**What the exercise asks:**
Output the entries verbatim, including every line.

**Records that describe figures:**
◇ ◇ ◇

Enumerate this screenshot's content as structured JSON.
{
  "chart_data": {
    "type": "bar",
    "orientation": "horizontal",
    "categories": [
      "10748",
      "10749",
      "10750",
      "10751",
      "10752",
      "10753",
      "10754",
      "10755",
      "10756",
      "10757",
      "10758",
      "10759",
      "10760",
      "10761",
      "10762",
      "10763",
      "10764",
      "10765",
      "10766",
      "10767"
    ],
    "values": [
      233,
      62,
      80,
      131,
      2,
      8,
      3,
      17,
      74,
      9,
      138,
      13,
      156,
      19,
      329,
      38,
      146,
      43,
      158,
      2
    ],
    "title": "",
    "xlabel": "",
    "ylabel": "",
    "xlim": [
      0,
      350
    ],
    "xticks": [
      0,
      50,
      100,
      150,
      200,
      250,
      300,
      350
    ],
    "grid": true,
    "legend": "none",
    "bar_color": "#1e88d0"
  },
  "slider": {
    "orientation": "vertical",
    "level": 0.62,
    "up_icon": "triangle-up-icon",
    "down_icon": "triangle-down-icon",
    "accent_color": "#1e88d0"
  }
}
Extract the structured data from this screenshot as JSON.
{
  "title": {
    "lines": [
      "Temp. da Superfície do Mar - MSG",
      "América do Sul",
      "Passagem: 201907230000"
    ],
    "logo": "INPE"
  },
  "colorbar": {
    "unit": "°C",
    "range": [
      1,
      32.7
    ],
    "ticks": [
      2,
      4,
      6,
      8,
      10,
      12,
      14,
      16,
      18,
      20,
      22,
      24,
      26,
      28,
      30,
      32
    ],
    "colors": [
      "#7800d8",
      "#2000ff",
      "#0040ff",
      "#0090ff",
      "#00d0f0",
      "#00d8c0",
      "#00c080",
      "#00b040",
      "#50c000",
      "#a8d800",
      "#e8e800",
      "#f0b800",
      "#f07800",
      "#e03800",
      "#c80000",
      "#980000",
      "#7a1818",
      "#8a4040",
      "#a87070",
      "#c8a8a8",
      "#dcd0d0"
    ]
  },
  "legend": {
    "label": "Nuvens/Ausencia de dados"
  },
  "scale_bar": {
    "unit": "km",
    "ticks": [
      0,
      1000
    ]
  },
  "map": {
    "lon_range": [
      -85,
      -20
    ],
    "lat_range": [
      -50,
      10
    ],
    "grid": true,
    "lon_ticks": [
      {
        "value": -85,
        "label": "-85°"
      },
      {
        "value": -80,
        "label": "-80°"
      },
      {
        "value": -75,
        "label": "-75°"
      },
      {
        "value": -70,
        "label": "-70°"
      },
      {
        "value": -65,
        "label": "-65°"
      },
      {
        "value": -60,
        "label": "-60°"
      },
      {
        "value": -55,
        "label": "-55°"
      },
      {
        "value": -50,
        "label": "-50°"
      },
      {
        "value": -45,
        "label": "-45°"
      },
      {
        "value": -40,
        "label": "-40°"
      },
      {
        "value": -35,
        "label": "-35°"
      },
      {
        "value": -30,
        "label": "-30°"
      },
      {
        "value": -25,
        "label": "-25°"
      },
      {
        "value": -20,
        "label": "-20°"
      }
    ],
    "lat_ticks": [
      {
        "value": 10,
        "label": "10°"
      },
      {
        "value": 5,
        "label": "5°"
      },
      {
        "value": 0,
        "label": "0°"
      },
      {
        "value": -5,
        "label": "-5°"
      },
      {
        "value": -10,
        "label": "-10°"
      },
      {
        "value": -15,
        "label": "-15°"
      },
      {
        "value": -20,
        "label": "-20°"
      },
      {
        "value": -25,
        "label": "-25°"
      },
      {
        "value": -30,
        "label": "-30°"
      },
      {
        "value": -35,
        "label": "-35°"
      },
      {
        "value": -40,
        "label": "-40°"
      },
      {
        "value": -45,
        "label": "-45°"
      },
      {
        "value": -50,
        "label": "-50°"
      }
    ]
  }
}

◇ ◇ ◇

**Exercise response:**
Enumerate this screenshot's content as structured JSON.
{
  "chart_data": {
    "type": "bar",
    "orientation": "horizontal",
    "categories": [
      "10748",
      "10749",
      "10750",
      "10751",
      "10752",
      "10753",
      "10754",
      "10755",
      "10756",
      "10757",
      "10758",
      "10759",
      "10760",
      "10761",
      "10762",
      "10763",
      "10764",
      "10765",
      "10766",
      "10767"
    ],
    "values": [
      233,
      62,
      80,
      131,
      2,
      8,
      3,
      17,
      74,
      9,
      138,
      13,
      156,
      19,
      329,
      38,
      146,
      43,
      158,
      2
    ],
    "title": "",
    "xlabel": "",
    "ylabel": "",
    "xlim": [
      0,
      350
    ],
    "xticks": [
      0,
      50,
      100,
      150,
      200,
      250,
      300,
      350
    ],
    "grid": true,
    "legend": "none",
    "bar_color": "#1e88d0"
  },
  "slider": {
    "orientation": "vertical",
    "level": 0.62,
    "up_icon": "triangle-up-icon",
    "down_icon": "triangle-down-icon",
    "accent_color": "#1e88d0"
  }
}
Extract the structured data from this screenshot as JSON.
{
  "title": {
    "lines": [
      "Temp. da Superfície do Mar - MSG",
      "América do Sul",
      "Passagem: 201907230000"
    ],
    "logo": "INPE"
  },
  "colorbar": {
    "unit": "°C",
    "range": [
      1,
      32.7
    ],
    "ticks": [
      2,
      4,
      6,
      8,
      10,
      12,
      14,
      16,
      18,
      20,
      22,
      24,
      26,
      28,
      30,
      32
    ],
    "colors": [
      "#7800d8",
      "#2000ff",
      "#0040ff",
      "#0090ff",
      "#00d0f0",
      "#00d8c0",
      "#00c080",
      "#00b040",
      "#50c000",
      "#a8d800",
      "#e8e800",
      "#f0b800",
      "#f07800",
      "#e03800",
      "#c80000",
      "#980000",
      "#7a1818",
      "#8a4040",
      "#a87070",
      "#c8a8a8",
      "#dcd0d0"
    ]
  },
  "legend": {
    "label": "Nuvens/Ausencia de dados"
  },
  "scale_bar": {
    "unit": "km",
    "ticks": [
      0,
      1000
    ]
  },
  "map": {
    "lon_range": [
      -85,
      -20
    ],
    "lat_range": [
      -50,
      10
    ],
    "grid": true,
    "lon_ticks": [
      {
        "value": -85,
        "label": "-85°"
      },
      {
        "value": -80,
        "label": "-80°"
      },
      {
        "value": -75,
        "label": "-75°"
      },
      {
        "value": -70,
        "label": "-70°"
      },
      {
        "value": -65,
        "label": "-65°"
      },
      {
        "value": -60,
        "label": "-60°"
      },
      {
        "value": -55,
        "label": "-55°"
      },
      {
        "value": -50,
        "label": "-50°"
      },
      {
        "value": -45,
        "label": "-45°"
      },
      {
        "value": -40,
        "label": "-40°"
      },
      {
        "value": -35,
        "label": "-35°"
      },
      {
        "value": -30,
        "label": "-30°"
      },
      {
        "value": -25,
        "label": "-25°"
      },
      {
        "value": -20,
        "label": "-20°"
      }
    ],
    "lat_ticks": [
      {
        "value": 10,
        "label": "10°"
      },
      {
        "value": 5,
        "label": "5°"
      },
      {
        "value": 0,
        "label": "0°"
      },
      {
        "value": -5,
        "label": "-5°"
      },
      {
        "value": -10,
        "label": "-10°"
      },
      {
        "value": -15,
        "label": "-15°"
      },
      {
        "value": -20,
        "label": "-20°"
      },
      {
        "value": -25,
        "label": "-25°"
      },
      {
        "value": -30,
        "label": "-30°"
      },
      {
        "value": -35,
        "label": "-35°"
      },
      {
        "value": -40,
        "label": "-40°"
      },
      {
        "value": -45,
        "label": "-45°"
      },
      {
        "value": -50,
        "label": "-50°"
      }
    ]
  }
}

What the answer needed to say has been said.